Task to complete
Restate the data word for word and leave the images out.

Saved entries

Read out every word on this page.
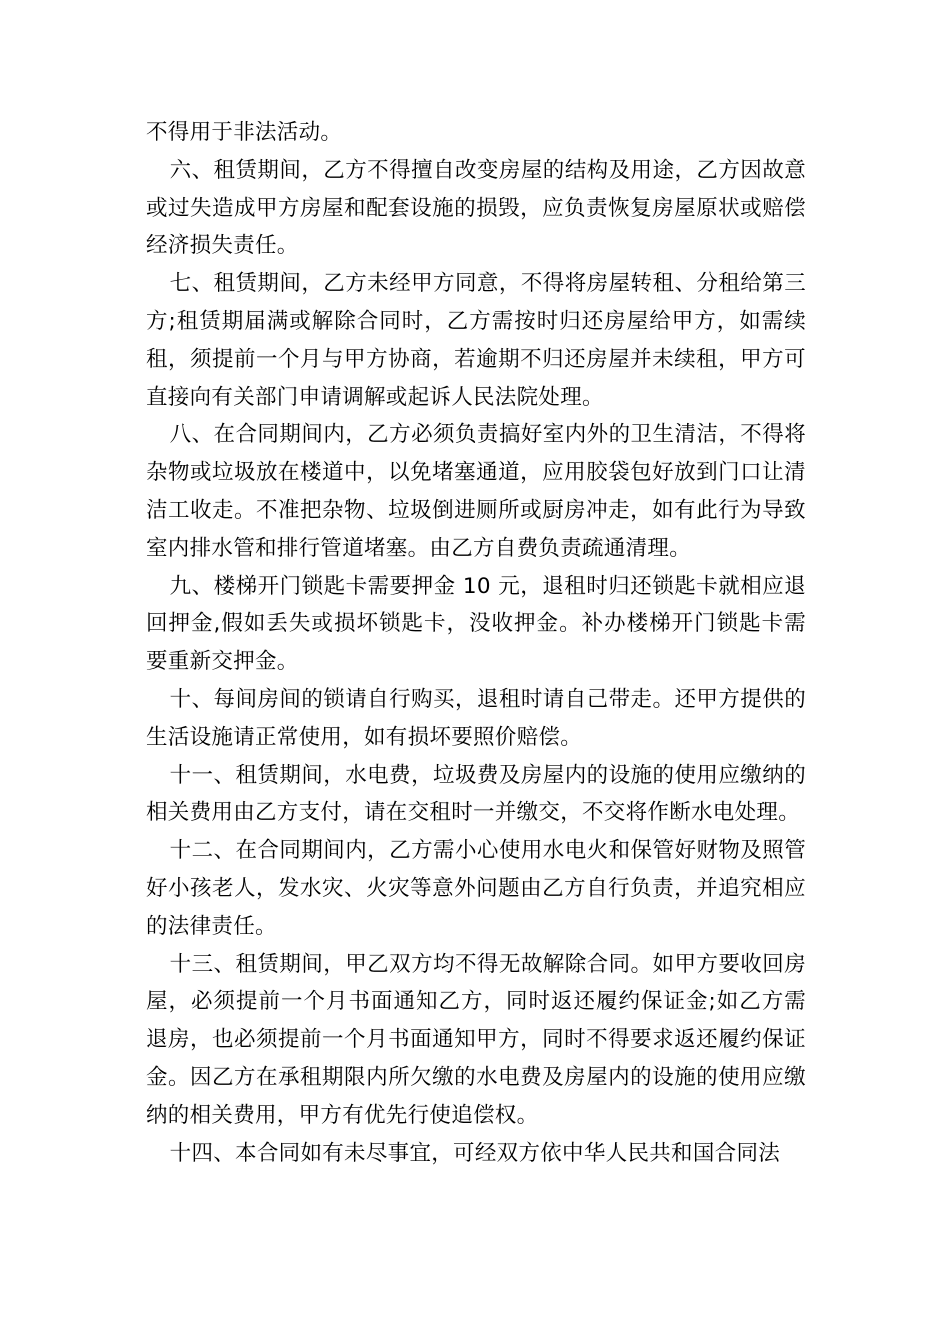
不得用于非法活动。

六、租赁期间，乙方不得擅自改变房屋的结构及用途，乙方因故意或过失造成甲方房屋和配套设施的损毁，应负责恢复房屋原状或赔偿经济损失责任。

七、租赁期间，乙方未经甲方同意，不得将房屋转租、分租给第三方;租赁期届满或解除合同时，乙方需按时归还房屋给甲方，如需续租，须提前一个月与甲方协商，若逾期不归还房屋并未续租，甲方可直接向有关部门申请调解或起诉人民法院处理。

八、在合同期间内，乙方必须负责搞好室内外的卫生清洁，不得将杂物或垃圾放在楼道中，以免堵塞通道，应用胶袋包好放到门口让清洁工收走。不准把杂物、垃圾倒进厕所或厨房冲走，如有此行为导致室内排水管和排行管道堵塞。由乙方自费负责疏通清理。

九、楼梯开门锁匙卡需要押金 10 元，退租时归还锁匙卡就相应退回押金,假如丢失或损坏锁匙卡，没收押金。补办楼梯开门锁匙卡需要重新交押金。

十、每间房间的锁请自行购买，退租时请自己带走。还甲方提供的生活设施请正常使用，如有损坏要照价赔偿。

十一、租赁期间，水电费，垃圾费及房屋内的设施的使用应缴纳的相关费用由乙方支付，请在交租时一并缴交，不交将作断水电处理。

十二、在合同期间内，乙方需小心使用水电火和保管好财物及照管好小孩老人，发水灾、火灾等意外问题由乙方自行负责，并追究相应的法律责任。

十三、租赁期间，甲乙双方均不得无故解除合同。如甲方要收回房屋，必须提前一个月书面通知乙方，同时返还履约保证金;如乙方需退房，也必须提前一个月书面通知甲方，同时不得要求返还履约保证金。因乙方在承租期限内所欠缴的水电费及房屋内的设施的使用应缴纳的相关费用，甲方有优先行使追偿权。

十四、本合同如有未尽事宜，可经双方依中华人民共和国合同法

Answer to this task
Read out every word on this page.
不得用于非法活动。

六、租赁期间，乙方不得擅自改变房屋的结构及用途，乙方因故意或过失造成甲方房屋和配套设施的损毁，应负责恢复房屋原状或赔偿经济损失责任。

七、租赁期间，乙方未经甲方同意，不得将房屋转租、分租给第三方;租赁期届满或解除合同时，乙方需按时归还房屋给甲方，如需续租，须提前一个月与甲方协商，若逾期不归还房屋并未续租，甲方可直接向有关部门申请调解或起诉人民法院处理。

八、在合同期间内，乙方必须负责搞好室内外的卫生清洁，不得将杂物或垃圾放在楼道中，以免堵塞通道，应用胶袋包好放到门口让清洁工收走。不准把杂物、垃圾倒进厕所或厨房冲走，如有此行为导致室内排水管和排行管道堵塞。由乙方自费负责疏通清理。

九、楼梯开门锁匙卡需要押金 10 元，退租时归还锁匙卡就相应退回押金,假如丢失或损坏锁匙卡，没收押金。补办楼梯开门锁匙卡需要重新交押金。

十、每间房间的锁请自行购买，退租时请自己带走。还甲方提供的生活设施请正常使用，如有损坏要照价赔偿。

十一、租赁期间，水电费，垃圾费及房屋内的设施的使用应缴纳的相关费用由乙方支付，请在交租时一并缴交，不交将作断水电处理。

十二、在合同期间内，乙方需小心使用水电火和保管好财物及照管好小孩老人，发水灾、火灾等意外问题由乙方自行负责，并追究相应的法律责任。

十三、租赁期间，甲乙双方均不得无故解除合同。如甲方要收回房屋，必须提前一个月书面通知乙方，同时返还履约保证金;如乙方需退房，也必须提前一个月书面通知甲方，同时不得要求返还履约保证金。因乙方在承租期限内所欠缴的水电费及房屋内的设施的使用应缴纳的相关费用，甲方有优先行使追偿权。

十四、本合同如有未尽事宜，可经双方依中华人民共和国合同法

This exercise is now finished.